(JOB):
Go through the entries below and print each one exactly, leaving out pictures.

(Data listing)
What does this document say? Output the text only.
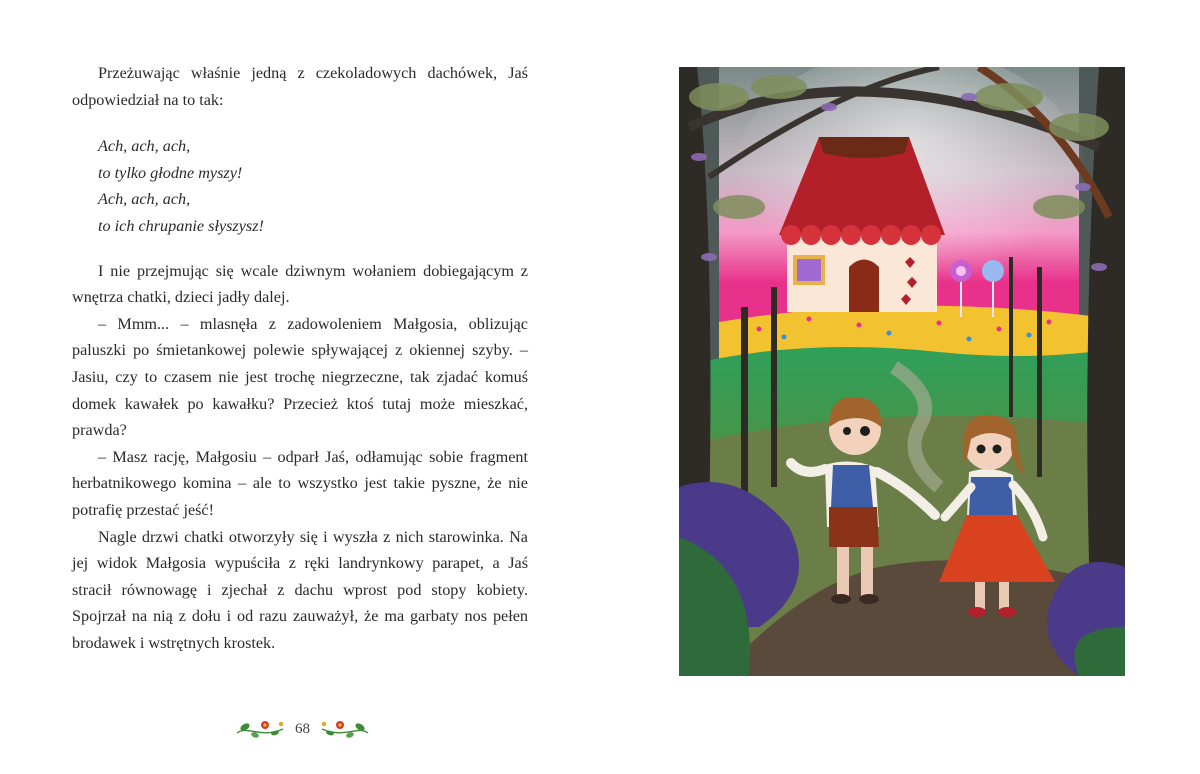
Przeżuwając właśnie jedną z czekoladowych dachówek, Jaś odpowiedział na to tak:

Ach, ach, ach,
to tylko głodne myszy!
Ach, ach, ach,
to ich chrupanie słyszysz!

I nie przejmując się wcale dziwnym wołaniem dobiegającym z wnętrza chatki, dzieci jadły dalej.

– Mmm... – mlasnęła z zadowoleniem Małgosia, oblizując paluszki po śmietankowej polewie spływającej z okiennej szyby. – Jasiu, czy to czasem nie jest trochę niegrzeczne, tak zjadać komuś domek kawałek po kawałku? Przecież ktoś tutaj może mieszkać, prawda?

– Masz rację, Małgosiu – odparł Jaś, odłamując sobie fragment herbatnikowego komina – ale to wszystko jest takie pyszne, że nie potrafię przestać jeść!

Nagle drzwi chatki otworzyły się i wyszła z nich starowinka. Na jej widok Małgosia wypuściła z ręki landrynkowy parapet, a Jaś stracił równowagę i zjechał z dachu wprost pod stopy kobiety. Spojrzał na nią z dołu i od razu zauważył, że ma garbaty nos pełen brodawek i wstrętnych krostek.

68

(FULL OUTPUT):
What does this document say? Output the text only.
Przeżuwając właśnie jedną z czekoladowych dachówek, Jaś odpowiedział na to tak:

Ach, ach, ach,
to tylko głodne myszy!
Ach, ach, ach,
to ich chrupanie słyszysz!

I nie przejmując się wcale dziwnym wołaniem dobiegającym z wnętrza chatki, dzieci jadły dalej.

– Mmm... – mlasnęła z zadowoleniem Małgosia, oblizując paluszki po śmietankowej polewie spływającej z okiennej szyby. – Jasiu, czy to czasem nie jest trochę niegrzeczne, tak zjadać komuś domek kawałek po kawałku? Przecież ktoś tutaj może mieszkać, prawda?

– Masz rację, Małgosiu – odparł Jaś, odłamując sobie fragment herbatnikowego komina – ale to wszystko jest takie pyszne, że nie potrafię przestać jeść!

Nagle drzwi chatki otworzyły się i wyszła z nich starowinka. Na jej widok Małgosia wypuściła z ręki landrynkowy parapet, a Jaś stracił równowagę i zjechał z dachu wprost pod stopy kobiety. Spojrzał na nią z dołu i od razu zauważył, że ma garbaty nos pełen brodawek i wstrętnych krostek.

68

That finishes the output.